Given instruction
Pull every line holding the string "title" from the records below.

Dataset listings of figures

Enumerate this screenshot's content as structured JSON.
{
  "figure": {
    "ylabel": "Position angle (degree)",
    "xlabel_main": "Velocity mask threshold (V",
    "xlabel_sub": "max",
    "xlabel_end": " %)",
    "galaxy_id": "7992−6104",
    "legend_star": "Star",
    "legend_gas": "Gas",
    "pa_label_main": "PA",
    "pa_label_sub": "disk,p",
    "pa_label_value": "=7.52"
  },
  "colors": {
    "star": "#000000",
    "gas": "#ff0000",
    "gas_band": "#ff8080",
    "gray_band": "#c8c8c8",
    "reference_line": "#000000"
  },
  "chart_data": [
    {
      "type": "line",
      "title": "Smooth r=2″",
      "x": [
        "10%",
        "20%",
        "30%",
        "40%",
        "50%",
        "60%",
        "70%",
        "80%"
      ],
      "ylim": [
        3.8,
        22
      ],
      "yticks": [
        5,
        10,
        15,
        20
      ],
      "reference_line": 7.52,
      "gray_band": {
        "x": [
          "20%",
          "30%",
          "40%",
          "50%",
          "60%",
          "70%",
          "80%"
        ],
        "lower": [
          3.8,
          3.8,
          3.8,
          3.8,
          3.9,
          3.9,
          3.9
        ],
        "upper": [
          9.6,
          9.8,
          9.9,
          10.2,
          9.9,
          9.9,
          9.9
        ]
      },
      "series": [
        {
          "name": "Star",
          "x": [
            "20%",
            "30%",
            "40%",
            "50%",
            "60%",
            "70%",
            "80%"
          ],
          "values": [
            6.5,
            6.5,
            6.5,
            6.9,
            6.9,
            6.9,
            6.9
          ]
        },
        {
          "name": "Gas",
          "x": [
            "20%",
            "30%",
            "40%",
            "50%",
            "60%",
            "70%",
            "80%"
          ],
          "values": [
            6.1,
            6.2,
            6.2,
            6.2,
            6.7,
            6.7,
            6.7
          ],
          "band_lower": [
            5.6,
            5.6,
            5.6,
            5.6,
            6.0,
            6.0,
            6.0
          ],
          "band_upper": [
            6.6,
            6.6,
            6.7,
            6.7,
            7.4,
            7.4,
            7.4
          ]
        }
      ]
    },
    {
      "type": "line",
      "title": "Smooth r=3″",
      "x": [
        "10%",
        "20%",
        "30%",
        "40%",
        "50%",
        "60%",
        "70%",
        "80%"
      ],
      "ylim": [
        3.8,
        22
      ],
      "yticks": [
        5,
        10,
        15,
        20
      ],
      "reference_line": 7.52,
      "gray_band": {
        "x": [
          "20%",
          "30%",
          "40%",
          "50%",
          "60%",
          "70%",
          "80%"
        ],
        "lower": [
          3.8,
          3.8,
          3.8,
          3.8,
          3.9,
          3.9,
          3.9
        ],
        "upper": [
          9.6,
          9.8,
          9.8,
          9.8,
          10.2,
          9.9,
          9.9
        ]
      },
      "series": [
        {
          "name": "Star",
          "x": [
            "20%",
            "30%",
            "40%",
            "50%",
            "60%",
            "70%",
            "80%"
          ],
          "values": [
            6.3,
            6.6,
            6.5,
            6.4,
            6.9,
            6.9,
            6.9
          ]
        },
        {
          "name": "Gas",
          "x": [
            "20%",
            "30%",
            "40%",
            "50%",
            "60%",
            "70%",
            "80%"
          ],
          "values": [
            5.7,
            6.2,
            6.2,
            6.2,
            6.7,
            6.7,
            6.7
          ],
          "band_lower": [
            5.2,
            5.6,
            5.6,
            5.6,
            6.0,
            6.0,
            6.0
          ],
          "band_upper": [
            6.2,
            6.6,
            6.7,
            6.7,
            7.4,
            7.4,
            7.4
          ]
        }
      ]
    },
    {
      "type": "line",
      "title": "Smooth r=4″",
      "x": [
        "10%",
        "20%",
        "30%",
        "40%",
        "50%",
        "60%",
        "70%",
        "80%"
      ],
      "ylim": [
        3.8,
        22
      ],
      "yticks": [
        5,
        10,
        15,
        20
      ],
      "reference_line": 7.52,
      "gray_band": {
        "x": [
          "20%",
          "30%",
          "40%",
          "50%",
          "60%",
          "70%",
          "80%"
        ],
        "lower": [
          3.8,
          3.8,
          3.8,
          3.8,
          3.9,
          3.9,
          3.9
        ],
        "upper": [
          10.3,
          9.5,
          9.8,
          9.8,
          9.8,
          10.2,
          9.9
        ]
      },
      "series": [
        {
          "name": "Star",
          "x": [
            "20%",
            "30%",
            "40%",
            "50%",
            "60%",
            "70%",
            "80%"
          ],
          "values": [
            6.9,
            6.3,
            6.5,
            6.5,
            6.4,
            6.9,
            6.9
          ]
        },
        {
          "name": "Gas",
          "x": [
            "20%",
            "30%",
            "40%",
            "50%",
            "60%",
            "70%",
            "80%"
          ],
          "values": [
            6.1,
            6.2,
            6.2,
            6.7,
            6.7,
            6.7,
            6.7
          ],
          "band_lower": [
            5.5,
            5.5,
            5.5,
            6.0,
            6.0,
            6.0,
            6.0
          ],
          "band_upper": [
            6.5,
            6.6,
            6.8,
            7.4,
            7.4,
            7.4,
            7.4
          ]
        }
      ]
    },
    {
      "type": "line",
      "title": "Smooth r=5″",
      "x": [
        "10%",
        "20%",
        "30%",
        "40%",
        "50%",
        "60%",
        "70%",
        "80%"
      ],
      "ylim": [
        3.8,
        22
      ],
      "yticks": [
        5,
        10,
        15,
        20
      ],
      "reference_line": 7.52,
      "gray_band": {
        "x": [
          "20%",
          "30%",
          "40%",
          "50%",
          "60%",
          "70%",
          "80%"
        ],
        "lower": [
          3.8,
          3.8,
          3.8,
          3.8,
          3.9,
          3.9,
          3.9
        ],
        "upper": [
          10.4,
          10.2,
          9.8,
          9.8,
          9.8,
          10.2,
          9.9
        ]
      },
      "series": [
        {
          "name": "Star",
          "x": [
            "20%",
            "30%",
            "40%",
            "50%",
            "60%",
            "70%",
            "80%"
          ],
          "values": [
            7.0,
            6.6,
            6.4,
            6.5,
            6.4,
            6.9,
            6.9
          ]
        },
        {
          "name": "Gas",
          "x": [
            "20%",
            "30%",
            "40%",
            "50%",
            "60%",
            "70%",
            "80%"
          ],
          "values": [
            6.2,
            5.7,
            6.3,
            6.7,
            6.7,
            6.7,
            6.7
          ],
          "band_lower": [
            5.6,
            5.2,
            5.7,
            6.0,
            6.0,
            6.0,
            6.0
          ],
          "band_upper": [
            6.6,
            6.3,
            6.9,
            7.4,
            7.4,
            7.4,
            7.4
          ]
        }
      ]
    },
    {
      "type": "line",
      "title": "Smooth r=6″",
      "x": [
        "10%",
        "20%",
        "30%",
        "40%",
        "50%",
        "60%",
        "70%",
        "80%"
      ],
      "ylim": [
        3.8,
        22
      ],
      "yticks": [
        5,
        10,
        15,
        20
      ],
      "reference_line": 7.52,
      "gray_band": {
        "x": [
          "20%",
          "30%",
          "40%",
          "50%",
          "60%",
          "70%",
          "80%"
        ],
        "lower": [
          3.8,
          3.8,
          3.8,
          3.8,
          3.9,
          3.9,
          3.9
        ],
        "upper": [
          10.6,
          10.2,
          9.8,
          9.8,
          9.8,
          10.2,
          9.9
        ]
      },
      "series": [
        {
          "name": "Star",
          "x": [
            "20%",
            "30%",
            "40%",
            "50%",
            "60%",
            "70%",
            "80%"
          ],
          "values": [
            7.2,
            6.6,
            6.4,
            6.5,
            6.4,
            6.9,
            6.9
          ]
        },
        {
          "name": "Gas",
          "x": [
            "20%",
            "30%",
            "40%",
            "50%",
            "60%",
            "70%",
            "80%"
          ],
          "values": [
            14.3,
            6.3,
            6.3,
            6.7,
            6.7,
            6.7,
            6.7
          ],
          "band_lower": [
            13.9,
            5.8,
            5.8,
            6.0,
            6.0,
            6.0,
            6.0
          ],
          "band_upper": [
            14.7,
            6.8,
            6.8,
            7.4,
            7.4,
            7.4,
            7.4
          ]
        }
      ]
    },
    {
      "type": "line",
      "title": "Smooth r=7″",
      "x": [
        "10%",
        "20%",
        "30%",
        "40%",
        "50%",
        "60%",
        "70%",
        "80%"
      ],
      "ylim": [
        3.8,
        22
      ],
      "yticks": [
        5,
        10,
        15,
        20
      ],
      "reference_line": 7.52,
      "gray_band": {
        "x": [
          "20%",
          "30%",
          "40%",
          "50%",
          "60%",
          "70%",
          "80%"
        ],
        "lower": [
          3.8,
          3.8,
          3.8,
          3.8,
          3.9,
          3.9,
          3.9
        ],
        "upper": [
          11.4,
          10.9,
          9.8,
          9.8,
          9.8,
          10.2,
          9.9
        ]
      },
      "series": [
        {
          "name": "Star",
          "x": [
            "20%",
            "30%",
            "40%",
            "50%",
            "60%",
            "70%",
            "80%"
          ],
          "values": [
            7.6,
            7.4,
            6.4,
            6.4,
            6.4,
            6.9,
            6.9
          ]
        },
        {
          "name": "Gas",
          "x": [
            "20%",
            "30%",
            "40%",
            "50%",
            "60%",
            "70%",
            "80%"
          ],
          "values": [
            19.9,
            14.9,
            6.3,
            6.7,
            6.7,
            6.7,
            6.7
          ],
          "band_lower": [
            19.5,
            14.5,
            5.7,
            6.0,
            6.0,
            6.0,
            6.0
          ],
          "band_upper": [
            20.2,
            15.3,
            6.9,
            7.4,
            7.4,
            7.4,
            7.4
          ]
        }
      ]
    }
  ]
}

Exercise output
      "title": "Smooth r=2″",
      "title": "Smooth r=3″",
      "title": "Smooth r=4″",
      "title": "Smooth r=5″",
      "title": "Smooth r=6″",
      "title": "Smooth r=7″",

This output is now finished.